[BEGIN Entries shown]
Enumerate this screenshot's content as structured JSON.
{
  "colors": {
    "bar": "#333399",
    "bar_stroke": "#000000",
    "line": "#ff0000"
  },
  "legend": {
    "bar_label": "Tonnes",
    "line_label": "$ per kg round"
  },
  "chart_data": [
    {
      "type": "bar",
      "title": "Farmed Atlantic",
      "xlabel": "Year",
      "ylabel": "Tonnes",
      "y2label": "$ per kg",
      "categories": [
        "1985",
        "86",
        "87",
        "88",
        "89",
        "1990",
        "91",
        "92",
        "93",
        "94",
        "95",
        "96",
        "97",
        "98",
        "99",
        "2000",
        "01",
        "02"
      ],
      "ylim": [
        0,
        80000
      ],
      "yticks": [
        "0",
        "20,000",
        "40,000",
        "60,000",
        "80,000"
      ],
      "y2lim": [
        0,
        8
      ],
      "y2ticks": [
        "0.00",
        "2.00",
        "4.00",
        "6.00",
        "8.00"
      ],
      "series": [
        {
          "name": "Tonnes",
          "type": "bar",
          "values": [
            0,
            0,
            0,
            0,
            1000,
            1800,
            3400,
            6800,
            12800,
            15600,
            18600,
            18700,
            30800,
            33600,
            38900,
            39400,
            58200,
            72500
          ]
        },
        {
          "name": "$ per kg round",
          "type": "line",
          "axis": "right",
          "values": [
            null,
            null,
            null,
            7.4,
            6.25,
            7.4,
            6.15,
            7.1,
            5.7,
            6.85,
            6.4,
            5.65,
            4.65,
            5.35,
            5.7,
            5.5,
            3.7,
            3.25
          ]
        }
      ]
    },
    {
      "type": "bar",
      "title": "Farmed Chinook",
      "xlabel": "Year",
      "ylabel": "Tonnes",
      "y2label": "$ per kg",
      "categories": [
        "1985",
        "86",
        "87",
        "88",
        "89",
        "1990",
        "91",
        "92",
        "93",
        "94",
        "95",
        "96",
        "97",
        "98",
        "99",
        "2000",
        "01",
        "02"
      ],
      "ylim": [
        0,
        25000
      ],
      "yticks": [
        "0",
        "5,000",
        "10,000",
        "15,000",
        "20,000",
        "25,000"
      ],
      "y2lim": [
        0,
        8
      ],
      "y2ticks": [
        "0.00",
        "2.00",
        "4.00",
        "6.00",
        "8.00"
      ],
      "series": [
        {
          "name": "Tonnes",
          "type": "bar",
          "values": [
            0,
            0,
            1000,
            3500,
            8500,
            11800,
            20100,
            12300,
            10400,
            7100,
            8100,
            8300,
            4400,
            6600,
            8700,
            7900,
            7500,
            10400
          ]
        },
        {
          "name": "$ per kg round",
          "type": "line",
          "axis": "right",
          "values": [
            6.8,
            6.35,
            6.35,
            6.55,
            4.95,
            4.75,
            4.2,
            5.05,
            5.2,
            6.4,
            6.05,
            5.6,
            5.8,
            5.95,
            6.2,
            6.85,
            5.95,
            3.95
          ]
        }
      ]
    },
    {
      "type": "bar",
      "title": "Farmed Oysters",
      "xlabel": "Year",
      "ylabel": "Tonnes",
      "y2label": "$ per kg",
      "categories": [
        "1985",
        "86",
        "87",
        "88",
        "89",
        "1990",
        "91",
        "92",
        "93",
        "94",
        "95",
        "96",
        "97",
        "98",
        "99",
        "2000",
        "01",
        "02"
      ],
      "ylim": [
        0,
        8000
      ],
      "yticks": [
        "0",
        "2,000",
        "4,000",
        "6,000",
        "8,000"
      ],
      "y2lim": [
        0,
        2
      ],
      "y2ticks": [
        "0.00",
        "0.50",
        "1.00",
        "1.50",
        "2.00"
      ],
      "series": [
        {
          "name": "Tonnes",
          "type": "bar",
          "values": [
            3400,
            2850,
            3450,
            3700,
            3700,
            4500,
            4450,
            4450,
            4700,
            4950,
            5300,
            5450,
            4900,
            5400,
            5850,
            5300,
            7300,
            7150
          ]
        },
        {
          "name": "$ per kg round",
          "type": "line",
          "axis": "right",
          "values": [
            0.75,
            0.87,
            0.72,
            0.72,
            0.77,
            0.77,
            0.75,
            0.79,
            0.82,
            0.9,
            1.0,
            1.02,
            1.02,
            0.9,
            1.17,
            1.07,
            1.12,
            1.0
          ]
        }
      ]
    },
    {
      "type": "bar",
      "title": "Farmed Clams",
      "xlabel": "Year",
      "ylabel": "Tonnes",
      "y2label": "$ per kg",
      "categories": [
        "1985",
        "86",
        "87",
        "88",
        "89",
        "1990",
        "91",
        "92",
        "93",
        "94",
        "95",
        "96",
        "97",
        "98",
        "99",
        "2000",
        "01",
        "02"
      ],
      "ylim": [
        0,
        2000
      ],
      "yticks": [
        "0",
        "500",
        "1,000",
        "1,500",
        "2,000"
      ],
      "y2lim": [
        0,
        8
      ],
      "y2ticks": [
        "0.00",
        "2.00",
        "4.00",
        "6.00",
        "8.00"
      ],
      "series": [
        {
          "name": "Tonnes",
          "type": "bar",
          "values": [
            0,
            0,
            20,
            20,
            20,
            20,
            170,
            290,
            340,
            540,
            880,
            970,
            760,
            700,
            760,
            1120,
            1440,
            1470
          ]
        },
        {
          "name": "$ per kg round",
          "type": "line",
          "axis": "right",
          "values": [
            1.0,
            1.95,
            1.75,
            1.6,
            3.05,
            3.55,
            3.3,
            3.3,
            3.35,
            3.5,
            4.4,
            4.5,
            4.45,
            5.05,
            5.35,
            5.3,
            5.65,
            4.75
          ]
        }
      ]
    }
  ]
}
[END Entries shown]
§ Directions for this task
Your task is to retype all of the records exactly.

§ In response
Enumerate this screenshot's content as structured JSON.
{
  "colors": {
    "bar": "#333399",
    "bar_stroke": "#000000",
    "line": "#ff0000"
  },
  "legend": {
    "bar_label": "Tonnes",
    "line_label": "$ per kg round"
  },
  "chart_data": [
    {
      "type": "bar",
      "title": "Farmed Atlantic",
      "xlabel": "Year",
      "ylabel": "Tonnes",
      "y2label": "$ per kg",
      "categories": [
        "1985",
        "86",
        "87",
        "88",
        "89",
        "1990",
        "91",
        "92",
        "93",
        "94",
        "95",
        "96",
        "97",
        "98",
        "99",
        "2000",
        "01",
        "02"
      ],
      "ylim": [
        0,
        80000
      ],
      "yticks": [
        "0",
        "20,000",
        "40,000",
        "60,000",
        "80,000"
      ],
      "y2lim": [
        0,
        8
      ],
      "y2ticks": [
        "0.00",
        "2.00",
        "4.00",
        "6.00",
        "8.00"
      ],
      "series": [
        {
          "name": "Tonnes",
          "type": "bar",
          "values": [
            0,
            0,
            0,
            0,
            1000,
            1800,
            3400,
            6800,
            12800,
            15600,
            18600,
            18700,
            30800,
            33600,
            38900,
            39400,
            58200,
            72500
          ]
        },
        {
          "name": "$ per kg round",
          "type": "line",
          "axis": "right",
          "values": [
            null,
            null,
            null,
            7.4,
            6.25,
            7.4,
            6.15,
            7.1,
            5.7,
            6.85,
            6.4,
            5.65,
            4.65,
            5.35,
            5.7,
            5.5,
            3.7,
            3.25
          ]
        }
      ]
    },
    {
      "type": "bar",
      "title": "Farmed Chinook",
      "xlabel": "Year",
      "ylabel": "Tonnes",
      "y2label": "$ per kg",
      "categories": [
        "1985",
        "86",
        "87",
        "88",
        "89",
        "1990",
        "91",
        "92",
        "93",
        "94",
        "95",
        "96",
        "97",
        "98",
        "99",
        "2000",
        "01",
        "02"
      ],
      "ylim": [
        0,
        25000
      ],
      "yticks": [
        "0",
        "5,000",
        "10,000",
        "15,000",
        "20,000",
        "25,000"
      ],
      "y2lim": [
        0,
        8
      ],
      "y2ticks": [
        "0.00",
        "2.00",
        "4.00",
        "6.00",
        "8.00"
      ],
      "series": [
        {
          "name": "Tonnes",
          "type": "bar",
          "values": [
            0,
            0,
            1000,
            3500,
            8500,
            11800,
            20100,
            12300,
            10400,
            7100,
            8100,
            8300,
            4400,
            6600,
            8700,
            7900,
            7500,
            10400
          ]
        },
        {
          "name": "$ per kg round",
          "type": "line",
          "axis": "right",
          "values": [
            6.8,
            6.35,
            6.35,
            6.55,
            4.95,
            4.75,
            4.2,
            5.05,
            5.2,
            6.4,
            6.05,
            5.6,
            5.8,
            5.95,
            6.2,
            6.85,
            5.95,
            3.95
          ]
        }
      ]
    },
    {
      "type": "bar",
      "title": "Farmed Oysters",
      "xlabel": "Year",
      "ylabel": "Tonnes",
      "y2label": "$ per kg",
      "categories": [
        "1985",
        "86",
        "87",
        "88",
        "89",
        "1990",
        "91",
        "92",
        "93",
        "94",
        "95",
        "96",
        "97",
        "98",
        "99",
        "2000",
        "01",
        "02"
      ],
      "ylim": [
        0,
        8000
      ],
      "yticks": [
        "0",
        "2,000",
        "4,000",
        "6,000",
        "8,000"
      ],
      "y2lim": [
        0,
        2
      ],
      "y2ticks": [
        "0.00",
        "0.50",
        "1.00",
        "1.50",
        "2.00"
      ],
      "series": [
        {
          "name": "Tonnes",
          "type": "bar",
          "values": [
            3400,
            2850,
            3450,
            3700,
            3700,
            4500,
            4450,
            4450,
            4700,
            4950,
            5300,
            5450,
            4900,
            5400,
            5850,
            5300,
            7300,
            7150
          ]
        },
        {
          "name": "$ per kg round",
          "type": "line",
          "axis": "right",
          "values": [
            0.75,
            0.87,
            0.72,
            0.72,
            0.77,
            0.77,
            0.75,
            0.79,
            0.82,
            0.9,
            1.0,
            1.02,
            1.02,
            0.9,
            1.17,
            1.07,
            1.12,
            1.0
          ]
        }
      ]
    },
    {
      "type": "bar",
      "title": "Farmed Clams",
      "xlabel": "Year",
      "ylabel": "Tonnes",
      "y2label": "$ per kg",
      "categories": [
        "1985",
        "86",
        "87",
        "88",
        "89",
        "1990",
        "91",
        "92",
        "93",
        "94",
        "95",
        "96",
        "97",
        "98",
        "99",
        "2000",
        "01",
        "02"
      ],
      "ylim": [
        0,
        2000
      ],
      "yticks": [
        "0",
        "500",
        "1,000",
        "1,500",
        "2,000"
      ],
      "y2lim": [
        0,
        8
      ],
      "y2ticks": [
        "0.00",
        "2.00",
        "4.00",
        "6.00",
        "8.00"
      ],
      "series": [
        {
          "name": "Tonnes",
          "type": "bar",
          "values": [
            0,
            0,
            20,
            20,
            20,
            20,
            170,
            290,
            340,
            540,
            880,
            970,
            760,
            700,
            760,
            1120,
            1440,
            1470
          ]
        },
        {
          "name": "$ per kg round",
          "type": "line",
          "axis": "right",
          "values": [
            1.0,
            1.95,
            1.75,
            1.6,
            3.05,
            3.55,
            3.3,
            3.3,
            3.35,
            3.5,
            4.4,
            4.5,
            4.45,
            5.05,
            5.35,
            5.3,
            5.65,
            4.75
          ]
        }
      ]
    }
  ]
}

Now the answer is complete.